* _What you are asked to do_
All of the material below is to be returned exactly.

[Records from a data collection]
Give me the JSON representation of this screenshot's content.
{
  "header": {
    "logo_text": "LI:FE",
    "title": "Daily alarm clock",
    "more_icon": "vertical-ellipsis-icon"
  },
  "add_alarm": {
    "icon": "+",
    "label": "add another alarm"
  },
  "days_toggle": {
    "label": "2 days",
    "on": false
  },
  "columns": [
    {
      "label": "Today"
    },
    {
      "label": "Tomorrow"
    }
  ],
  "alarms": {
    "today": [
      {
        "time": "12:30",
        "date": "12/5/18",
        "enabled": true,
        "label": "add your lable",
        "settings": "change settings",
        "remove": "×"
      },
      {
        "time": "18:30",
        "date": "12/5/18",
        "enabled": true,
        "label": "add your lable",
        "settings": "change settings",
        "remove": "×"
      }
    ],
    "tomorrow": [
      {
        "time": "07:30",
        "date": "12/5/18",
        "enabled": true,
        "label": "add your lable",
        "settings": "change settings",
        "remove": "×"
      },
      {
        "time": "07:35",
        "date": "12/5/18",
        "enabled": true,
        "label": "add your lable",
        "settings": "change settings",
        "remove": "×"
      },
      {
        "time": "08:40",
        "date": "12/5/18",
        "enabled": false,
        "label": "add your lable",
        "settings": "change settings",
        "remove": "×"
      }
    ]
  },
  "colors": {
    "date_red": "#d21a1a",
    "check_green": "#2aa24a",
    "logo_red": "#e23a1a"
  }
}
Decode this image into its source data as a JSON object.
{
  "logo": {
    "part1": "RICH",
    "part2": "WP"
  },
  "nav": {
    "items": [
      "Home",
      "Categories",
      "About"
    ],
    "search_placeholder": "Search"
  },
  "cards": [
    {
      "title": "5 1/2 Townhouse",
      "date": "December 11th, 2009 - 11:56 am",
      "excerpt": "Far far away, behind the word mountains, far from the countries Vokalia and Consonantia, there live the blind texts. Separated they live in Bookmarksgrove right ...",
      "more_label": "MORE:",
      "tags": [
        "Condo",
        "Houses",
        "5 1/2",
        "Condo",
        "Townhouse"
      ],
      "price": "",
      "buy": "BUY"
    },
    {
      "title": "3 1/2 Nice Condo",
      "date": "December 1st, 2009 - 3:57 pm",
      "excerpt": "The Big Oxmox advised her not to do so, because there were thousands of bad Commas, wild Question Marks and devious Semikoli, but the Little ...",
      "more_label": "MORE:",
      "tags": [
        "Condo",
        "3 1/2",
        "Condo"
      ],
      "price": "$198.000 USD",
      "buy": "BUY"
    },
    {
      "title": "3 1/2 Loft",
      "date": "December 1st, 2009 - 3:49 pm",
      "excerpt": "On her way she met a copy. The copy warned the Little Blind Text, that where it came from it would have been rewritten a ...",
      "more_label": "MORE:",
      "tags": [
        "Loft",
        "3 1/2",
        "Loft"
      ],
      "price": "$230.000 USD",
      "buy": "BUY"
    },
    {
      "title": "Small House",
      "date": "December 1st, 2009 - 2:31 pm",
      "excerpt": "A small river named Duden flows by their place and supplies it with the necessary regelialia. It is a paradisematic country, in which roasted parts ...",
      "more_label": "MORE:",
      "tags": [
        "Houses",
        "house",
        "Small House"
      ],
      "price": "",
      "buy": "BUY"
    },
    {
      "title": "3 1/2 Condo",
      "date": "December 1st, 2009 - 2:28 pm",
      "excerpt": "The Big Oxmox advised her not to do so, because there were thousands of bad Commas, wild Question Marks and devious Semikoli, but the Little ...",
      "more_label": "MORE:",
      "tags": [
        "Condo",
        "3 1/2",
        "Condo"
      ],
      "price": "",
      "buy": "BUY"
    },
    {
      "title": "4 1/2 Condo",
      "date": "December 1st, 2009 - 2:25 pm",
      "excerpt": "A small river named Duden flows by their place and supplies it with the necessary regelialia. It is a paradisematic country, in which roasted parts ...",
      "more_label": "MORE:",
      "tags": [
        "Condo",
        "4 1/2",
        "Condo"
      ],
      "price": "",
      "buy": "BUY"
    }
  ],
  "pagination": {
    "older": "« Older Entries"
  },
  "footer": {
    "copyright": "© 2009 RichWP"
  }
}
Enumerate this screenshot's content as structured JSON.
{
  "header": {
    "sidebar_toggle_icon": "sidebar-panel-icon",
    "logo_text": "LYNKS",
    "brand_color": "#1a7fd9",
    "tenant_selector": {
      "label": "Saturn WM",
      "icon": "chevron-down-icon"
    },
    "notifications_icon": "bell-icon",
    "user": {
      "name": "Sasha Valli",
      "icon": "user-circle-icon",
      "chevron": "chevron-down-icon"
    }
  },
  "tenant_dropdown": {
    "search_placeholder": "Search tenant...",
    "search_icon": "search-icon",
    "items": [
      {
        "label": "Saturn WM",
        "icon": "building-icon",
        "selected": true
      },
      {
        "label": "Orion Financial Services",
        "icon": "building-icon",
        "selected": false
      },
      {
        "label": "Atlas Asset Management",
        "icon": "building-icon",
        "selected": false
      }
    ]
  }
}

* _Answer for this exercise_
Give me the JSON representation of this screenshot's content.
{
  "header": {
    "logo_text": "LI:FE",
    "title": "Daily alarm clock",
    "more_icon": "vertical-ellipsis-icon"
  },
  "add_alarm": {
    "icon": "+",
    "label": "add another alarm"
  },
  "days_toggle": {
    "label": "2 days",
    "on": false
  },
  "columns": [
    {
      "label": "Today"
    },
    {
      "label": "Tomorrow"
    }
  ],
  "alarms": {
    "today": [
      {
        "time": "12:30",
        "date": "12/5/18",
        "enabled": true,
        "label": "add your lable",
        "settings": "change settings",
        "remove": "×"
      },
      {
        "time": "18:30",
        "date": "12/5/18",
        "enabled": true,
        "label": "add your lable",
        "settings": "change settings",
        "remove": "×"
      }
    ],
    "tomorrow": [
      {
        "time": "07:30",
        "date": "12/5/18",
        "enabled": true,
        "label": "add your lable",
        "settings": "change settings",
        "remove": "×"
      },
      {
        "time": "07:35",
        "date": "12/5/18",
        "enabled": true,
        "label": "add your lable",
        "settings": "change settings",
        "remove": "×"
      },
      {
        "time": "08:40",
        "date": "12/5/18",
        "enabled": false,
        "label": "add your lable",
        "settings": "change settings",
        "remove": "×"
      }
    ]
  },
  "colors": {
    "date_red": "#d21a1a",
    "check_green": "#2aa24a",
    "logo_red": "#e23a1a"
  }
}
Decode this image into its source data as a JSON object.
{
  "logo": {
    "part1": "RICH",
    "part2": "WP"
  },
  "nav": {
    "items": [
      "Home",
      "Categories",
      "About"
    ],
    "search_placeholder": "Search"
  },
  "cards": [
    {
      "title": "5 1/2 Townhouse",
      "date": "December 11th, 2009 - 11:56 am",
      "excerpt": "Far far away, behind the word mountains, far from the countries Vokalia and Consonantia, there live the blind texts. Separated they live in Bookmarksgrove right ...",
      "more_label": "MORE:",
      "tags": [
        "Condo",
        "Houses",
        "5 1/2",
        "Condo",
        "Townhouse"
      ],
      "price": "",
      "buy": "BUY"
    },
    {
      "title": "3 1/2 Nice Condo",
      "date": "December 1st, 2009 - 3:57 pm",
      "excerpt": "The Big Oxmox advised her not to do so, because there were thousands of bad Commas, wild Question Marks and devious Semikoli, but the Little ...",
      "more_label": "MORE:",
      "tags": [
        "Condo",
        "3 1/2",
        "Condo"
      ],
      "price": "$198.000 USD",
      "buy": "BUY"
    },
    {
      "title": "3 1/2 Loft",
      "date": "December 1st, 2009 - 3:49 pm",
      "excerpt": "On her way she met a copy. The copy warned the Little Blind Text, that where it came from it would have been rewritten a ...",
      "more_label": "MORE:",
      "tags": [
        "Loft",
        "3 1/2",
        "Loft"
      ],
      "price": "$230.000 USD",
      "buy": "BUY"
    },
    {
      "title": "Small House",
      "date": "December 1st, 2009 - 2:31 pm",
      "excerpt": "A small river named Duden flows by their place and supplies it with the necessary regelialia. It is a paradisematic country, in which roasted parts ...",
      "more_label": "MORE:",
      "tags": [
        "Houses",
        "house",
        "Small House"
      ],
      "price": "",
      "buy": "BUY"
    },
    {
      "title": "3 1/2 Condo",
      "date": "December 1st, 2009 - 2:28 pm",
      "excerpt": "The Big Oxmox advised her not to do so, because there were thousands of bad Commas, wild Question Marks and devious Semikoli, but the Little ...",
      "more_label": "MORE:",
      "tags": [
        "Condo",
        "3 1/2",
        "Condo"
      ],
      "price": "",
      "buy": "BUY"
    },
    {
      "title": "4 1/2 Condo",
      "date": "December 1st, 2009 - 2:25 pm",
      "excerpt": "A small river named Duden flows by their place and supplies it with the necessary regelialia. It is a paradisematic country, in which roasted parts ...",
      "more_label": "MORE:",
      "tags": [
        "Condo",
        "4 1/2",
        "Condo"
      ],
      "price": "",
      "buy": "BUY"
    }
  ],
  "pagination": {
    "older": "« Older Entries"
  },
  "footer": {
    "copyright": "© 2009 RichWP"
  }
}
Enumerate this screenshot's content as structured JSON.
{
  "header": {
    "sidebar_toggle_icon": "sidebar-panel-icon",
    "logo_text": "LYNKS",
    "brand_color": "#1a7fd9",
    "tenant_selector": {
      "label": "Saturn WM",
      "icon": "chevron-down-icon"
    },
    "notifications_icon": "bell-icon",
    "user": {
      "name": "Sasha Valli",
      "icon": "user-circle-icon",
      "chevron": "chevron-down-icon"
    }
  },
  "tenant_dropdown": {
    "search_placeholder": "Search tenant...",
    "search_icon": "search-icon",
    "items": [
      {
        "label": "Saturn WM",
        "icon": "building-icon",
        "selected": true
      },
      {
        "label": "Orion Financial Services",
        "icon": "building-icon",
        "selected": false
      },
      {
        "label": "Atlas Asset Management",
        "icon": "building-icon",
        "selected": false
      }
    ]
  }
}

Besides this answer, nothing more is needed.